## Exercise prompt
Skip the pictures. Copy all the rest of the records down exactly.

## Provided data
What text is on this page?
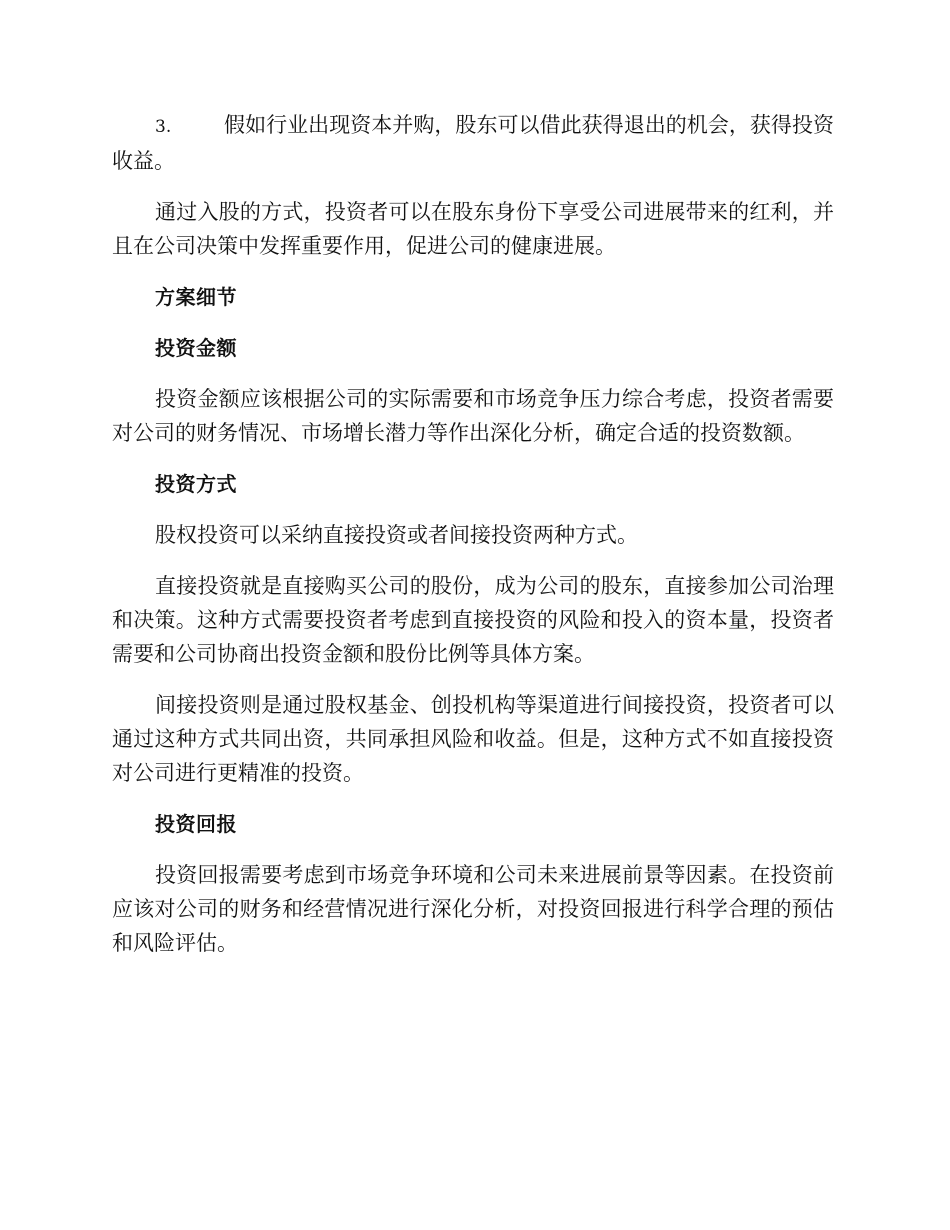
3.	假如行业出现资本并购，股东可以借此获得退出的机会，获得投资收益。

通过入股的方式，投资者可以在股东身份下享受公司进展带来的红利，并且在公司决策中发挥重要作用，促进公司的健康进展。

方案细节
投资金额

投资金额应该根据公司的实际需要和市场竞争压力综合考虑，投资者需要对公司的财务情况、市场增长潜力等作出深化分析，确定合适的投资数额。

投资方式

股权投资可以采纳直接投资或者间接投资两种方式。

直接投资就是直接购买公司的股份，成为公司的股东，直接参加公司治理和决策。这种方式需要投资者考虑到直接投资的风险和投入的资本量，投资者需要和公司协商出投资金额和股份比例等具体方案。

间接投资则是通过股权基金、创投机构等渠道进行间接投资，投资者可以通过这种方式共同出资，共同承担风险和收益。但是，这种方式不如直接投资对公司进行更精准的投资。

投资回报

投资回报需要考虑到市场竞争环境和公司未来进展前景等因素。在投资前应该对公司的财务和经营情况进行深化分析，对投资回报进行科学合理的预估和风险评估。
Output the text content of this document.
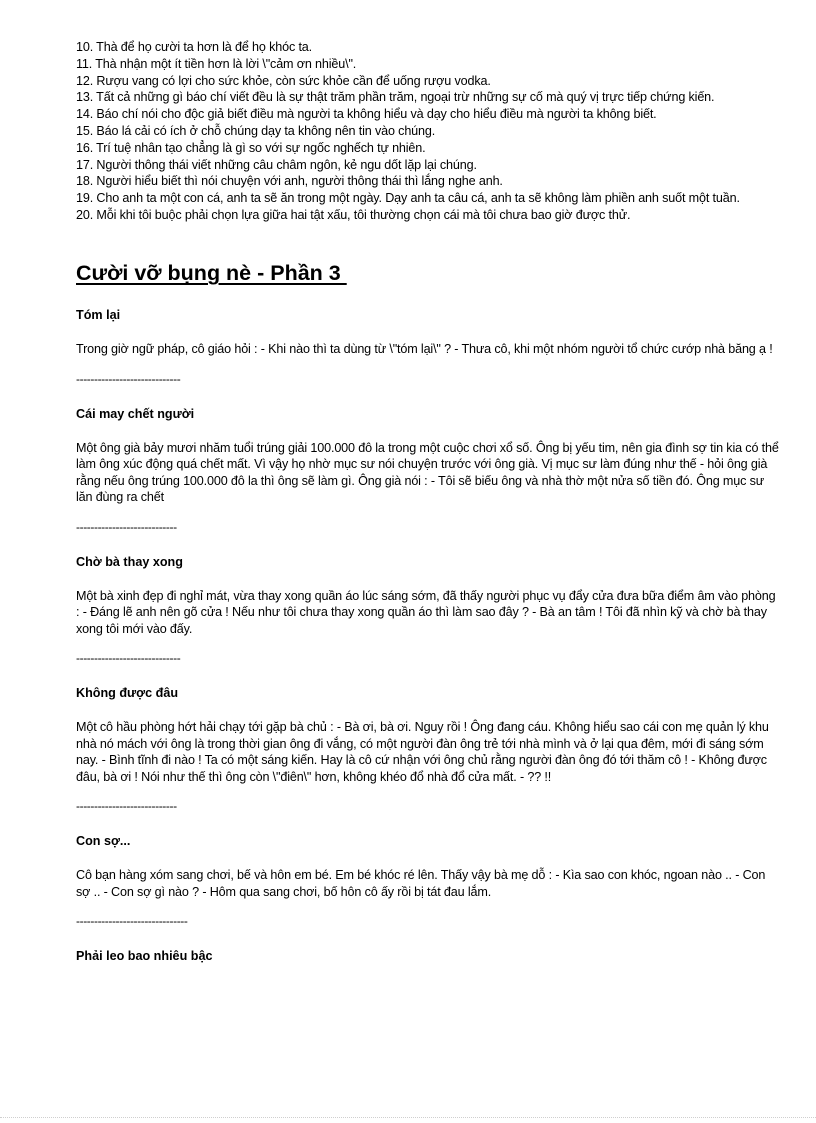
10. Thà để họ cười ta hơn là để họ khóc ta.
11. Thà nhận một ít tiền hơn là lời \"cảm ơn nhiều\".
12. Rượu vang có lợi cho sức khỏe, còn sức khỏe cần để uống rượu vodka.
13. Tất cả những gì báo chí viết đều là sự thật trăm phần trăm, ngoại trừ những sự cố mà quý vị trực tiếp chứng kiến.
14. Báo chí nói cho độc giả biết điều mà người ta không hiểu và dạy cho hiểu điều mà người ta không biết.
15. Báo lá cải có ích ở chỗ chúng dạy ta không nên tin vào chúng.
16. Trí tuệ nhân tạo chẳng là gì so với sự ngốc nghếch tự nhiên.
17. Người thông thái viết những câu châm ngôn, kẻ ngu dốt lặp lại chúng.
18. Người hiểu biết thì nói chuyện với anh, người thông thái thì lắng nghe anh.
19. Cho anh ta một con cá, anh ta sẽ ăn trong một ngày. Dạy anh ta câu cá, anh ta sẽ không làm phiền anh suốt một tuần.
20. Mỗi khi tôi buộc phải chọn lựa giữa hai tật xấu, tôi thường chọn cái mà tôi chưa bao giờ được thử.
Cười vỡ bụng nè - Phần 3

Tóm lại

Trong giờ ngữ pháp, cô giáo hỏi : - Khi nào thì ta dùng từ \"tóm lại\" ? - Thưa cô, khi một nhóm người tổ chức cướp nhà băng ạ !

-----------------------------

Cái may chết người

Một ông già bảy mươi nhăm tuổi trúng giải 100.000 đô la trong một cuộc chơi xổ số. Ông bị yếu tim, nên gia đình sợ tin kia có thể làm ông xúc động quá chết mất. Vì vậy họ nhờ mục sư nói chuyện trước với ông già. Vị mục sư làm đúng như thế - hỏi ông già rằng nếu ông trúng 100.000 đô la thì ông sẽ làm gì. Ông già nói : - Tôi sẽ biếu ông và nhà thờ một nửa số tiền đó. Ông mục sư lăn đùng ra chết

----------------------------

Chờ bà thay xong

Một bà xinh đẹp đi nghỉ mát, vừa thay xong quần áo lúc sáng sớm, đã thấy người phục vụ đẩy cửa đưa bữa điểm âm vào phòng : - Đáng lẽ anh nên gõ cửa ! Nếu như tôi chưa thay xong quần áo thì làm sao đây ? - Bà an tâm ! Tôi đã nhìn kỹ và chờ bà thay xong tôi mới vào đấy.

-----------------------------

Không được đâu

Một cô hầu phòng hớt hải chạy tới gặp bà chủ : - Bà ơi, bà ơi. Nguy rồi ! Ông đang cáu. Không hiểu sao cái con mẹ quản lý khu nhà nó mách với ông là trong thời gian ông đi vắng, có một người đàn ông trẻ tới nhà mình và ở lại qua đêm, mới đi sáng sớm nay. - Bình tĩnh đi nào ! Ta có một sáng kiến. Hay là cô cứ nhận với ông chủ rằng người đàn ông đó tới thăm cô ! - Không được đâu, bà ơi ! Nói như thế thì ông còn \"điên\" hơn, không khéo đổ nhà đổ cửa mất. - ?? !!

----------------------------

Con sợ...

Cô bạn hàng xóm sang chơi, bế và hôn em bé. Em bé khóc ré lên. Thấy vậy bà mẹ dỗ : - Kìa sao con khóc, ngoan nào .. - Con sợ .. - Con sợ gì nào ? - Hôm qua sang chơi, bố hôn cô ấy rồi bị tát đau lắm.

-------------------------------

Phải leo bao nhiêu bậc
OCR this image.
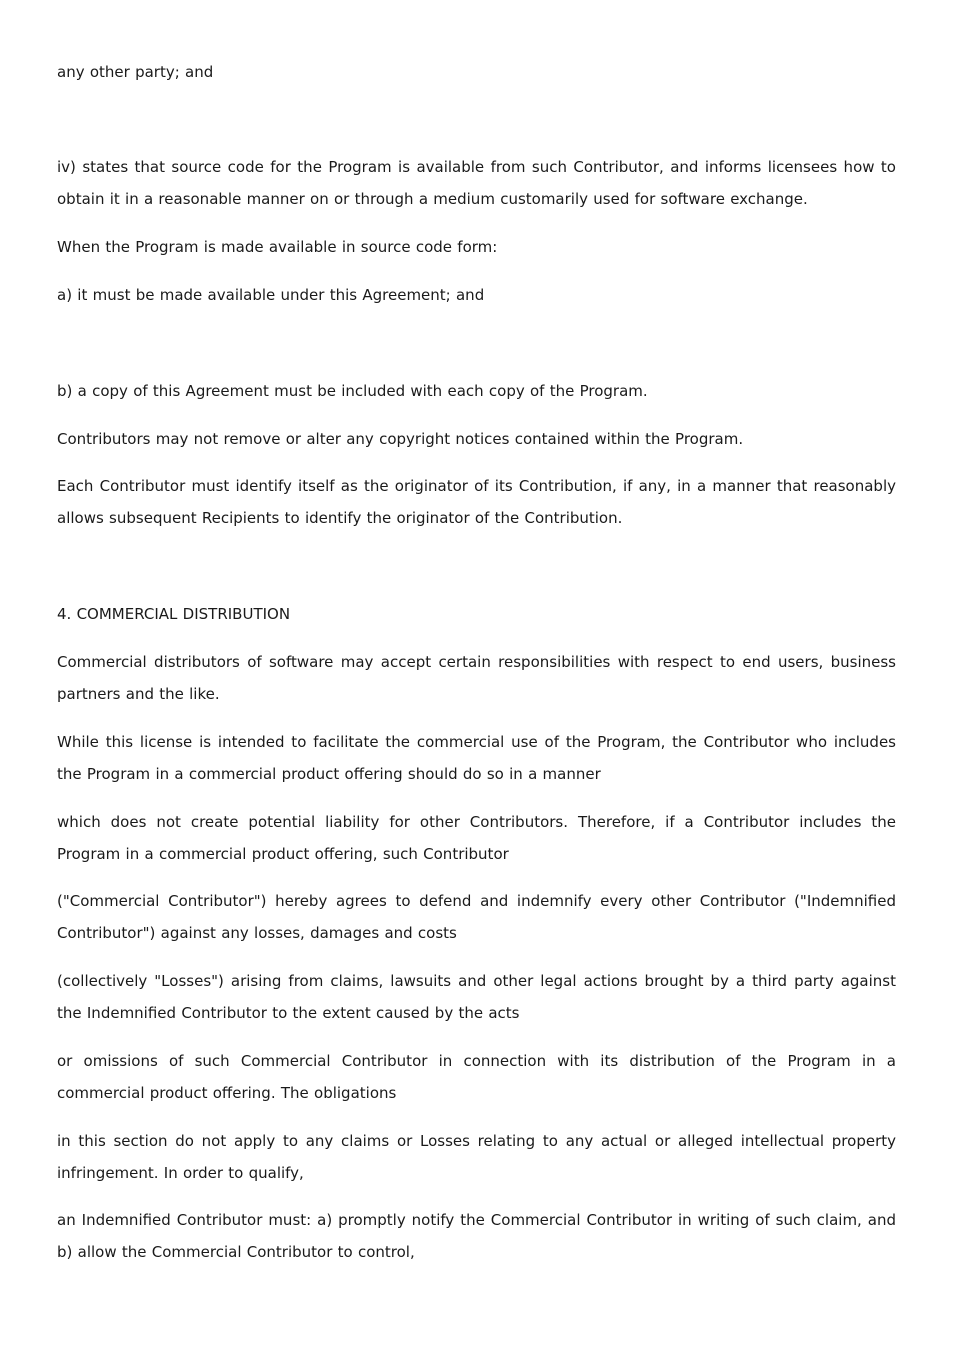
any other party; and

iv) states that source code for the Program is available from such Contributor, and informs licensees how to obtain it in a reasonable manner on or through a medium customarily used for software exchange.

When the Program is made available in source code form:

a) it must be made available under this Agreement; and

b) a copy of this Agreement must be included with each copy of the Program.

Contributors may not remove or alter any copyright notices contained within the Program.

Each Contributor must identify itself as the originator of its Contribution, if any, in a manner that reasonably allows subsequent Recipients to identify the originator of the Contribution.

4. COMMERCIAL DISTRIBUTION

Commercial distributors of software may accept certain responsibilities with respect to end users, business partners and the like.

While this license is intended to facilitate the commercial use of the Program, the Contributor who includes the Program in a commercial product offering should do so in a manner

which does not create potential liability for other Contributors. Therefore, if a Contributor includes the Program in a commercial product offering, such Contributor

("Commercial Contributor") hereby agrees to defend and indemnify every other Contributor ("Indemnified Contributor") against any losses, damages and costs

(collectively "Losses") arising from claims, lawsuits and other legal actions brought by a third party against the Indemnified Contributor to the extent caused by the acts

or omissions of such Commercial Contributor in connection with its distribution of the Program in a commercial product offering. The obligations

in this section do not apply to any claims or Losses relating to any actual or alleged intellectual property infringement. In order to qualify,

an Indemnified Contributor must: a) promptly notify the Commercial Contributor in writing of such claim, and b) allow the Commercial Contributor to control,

## Result
What text is on this page?
3.	假如行业出现资本并购，股东可以借此获得退出的机会，获得投资收益。

通过入股的方式，投资者可以在股东身份下享受公司进展带来的红利，并且在公司决策中发挥重要作用，促进公司的健康进展。

方案细节
投资金额

投资金额应该根据公司的实际需要和市场竞争压力综合考虑，投资者需要对公司的财务情况、市场增长潜力等作出深化分析，确定合适的投资数额。

投资方式

股权投资可以采纳直接投资或者间接投资两种方式。

直接投资就是直接购买公司的股份，成为公司的股东，直接参加公司治理和决策。这种方式需要投资者考虑到直接投资的风险和投入的资本量，投资者需要和公司协商出投资金额和股份比例等具体方案。

间接投资则是通过股权基金、创投机构等渠道进行间接投资，投资者可以通过这种方式共同出资，共同承担风险和收益。但是，这种方式不如直接投资对公司进行更精准的投资。

投资回报

投资回报需要考虑到市场竞争环境和公司未来进展前景等因素。在投资前应该对公司的财务和经营情况进行深化分析，对投资回报进行科学合理的预估和风险评估。
Output the text content of this document.
10. Thà để họ cười ta hơn là để họ khóc ta.
11. Thà nhận một ít tiền hơn là lời \"cảm ơn nhiều\".
12. Rượu vang có lợi cho sức khỏe, còn sức khỏe cần để uống rượu vodka.
13. Tất cả những gì báo chí viết đều là sự thật trăm phần trăm, ngoại trừ những sự cố mà quý vị trực tiếp chứng kiến.
14. Báo chí nói cho độc giả biết điều mà người ta không hiểu và dạy cho hiểu điều mà người ta không biết.
15. Báo lá cải có ích ở chỗ chúng dạy ta không nên tin vào chúng.
16. Trí tuệ nhân tạo chẳng là gì so với sự ngốc nghếch tự nhiên.
17. Người thông thái viết những câu châm ngôn, kẻ ngu dốt lặp lại chúng.
18. Người hiểu biết thì nói chuyện với anh, người thông thái thì lắng nghe anh.
19. Cho anh ta một con cá, anh ta sẽ ăn trong một ngày. Dạy anh ta câu cá, anh ta sẽ không làm phiền anh suốt một tuần.
20. Mỗi khi tôi buộc phải chọn lựa giữa hai tật xấu, tôi thường chọn cái mà tôi chưa bao giờ được thử.
Cười vỡ bụng nè - Phần 3

Tóm lại

Trong giờ ngữ pháp, cô giáo hỏi : - Khi nào thì ta dùng từ \"tóm lại\" ? - Thưa cô, khi một nhóm người tổ chức cướp nhà băng ạ !

-----------------------------

Cái may chết người

Một ông già bảy mươi nhăm tuổi trúng giải 100.000 đô la trong một cuộc chơi xổ số. Ông bị yếu tim, nên gia đình sợ tin kia có thể làm ông xúc động quá chết mất. Vì vậy họ nhờ mục sư nói chuyện trước với ông già. Vị mục sư làm đúng như thế - hỏi ông già rằng nếu ông trúng 100.000 đô la thì ông sẽ làm gì. Ông già nói : - Tôi sẽ biếu ông và nhà thờ một nửa số tiền đó. Ông mục sư lăn đùng ra chết

----------------------------

Chờ bà thay xong

Một bà xinh đẹp đi nghỉ mát, vừa thay xong quần áo lúc sáng sớm, đã thấy người phục vụ đẩy cửa đưa bữa điểm âm vào phòng : - Đáng lẽ anh nên gõ cửa ! Nếu như tôi chưa thay xong quần áo thì làm sao đây ? - Bà an tâm ! Tôi đã nhìn kỹ và chờ bà thay xong tôi mới vào đấy.

-----------------------------

Không được đâu

Một cô hầu phòng hớt hải chạy tới gặp bà chủ : - Bà ơi, bà ơi. Nguy rồi ! Ông đang cáu. Không hiểu sao cái con mẹ quản lý khu nhà nó mách với ông là trong thời gian ông đi vắng, có một người đàn ông trẻ tới nhà mình và ở lại qua đêm, mới đi sáng sớm nay. - Bình tĩnh đi nào ! Ta có một sáng kiến. Hay là cô cứ nhận với ông chủ rằng người đàn ông đó tới thăm cô ! - Không được đâu, bà ơi ! Nói như thế thì ông còn \"điên\" hơn, không khéo đổ nhà đổ cửa mất. - ?? !!

----------------------------

Con sợ...

Cô bạn hàng xóm sang chơi, bế và hôn em bé. Em bé khóc ré lên. Thấy vậy bà mẹ dỗ : - Kìa sao con khóc, ngoan nào .. - Con sợ .. - Con sợ gì nào ? - Hôm qua sang chơi, bố hôn cô ấy rồi bị tát đau lắm.

-------------------------------

Phải leo bao nhiêu bậc
OCR this image.
any other party; and

iv) states that source code for the Program is available from such Contributor, and informs licensees how to obtain it in a reasonable manner on or through a medium customarily used for software exchange.

When the Program is made available in source code form:

a) it must be made available under this Agreement; and

b) a copy of this Agreement must be included with each copy of the Program.

Contributors may not remove or alter any copyright notices contained within the Program.

Each Contributor must identify itself as the originator of its Contribution, if any, in a manner that reasonably allows subsequent Recipients to identify the originator of the Contribution.

4. COMMERCIAL DISTRIBUTION

Commercial distributors of software may accept certain responsibilities with respect to end users, business partners and the like.

While this license is intended to facilitate the commercial use of the Program, the Contributor who includes the Program in a commercial product offering should do so in a manner

which does not create potential liability for other Contributors. Therefore, if a Contributor includes the Program in a commercial product offering, such Contributor

("Commercial Contributor") hereby agrees to defend and indemnify every other Contributor ("Indemnified Contributor") against any losses, damages and costs

(collectively "Losses") arising from claims, lawsuits and other legal actions brought by a third party against the Indemnified Contributor to the extent caused by the acts

or omissions of such Commercial Contributor in connection with its distribution of the Program in a commercial product offering. The obligations

in this section do not apply to any claims or Losses relating to any actual or alleged intellectual property infringement. In order to qualify,

an Indemnified Contributor must: a) promptly notify the Commercial Contributor in writing of such claim, and b) allow the Commercial Contributor to control,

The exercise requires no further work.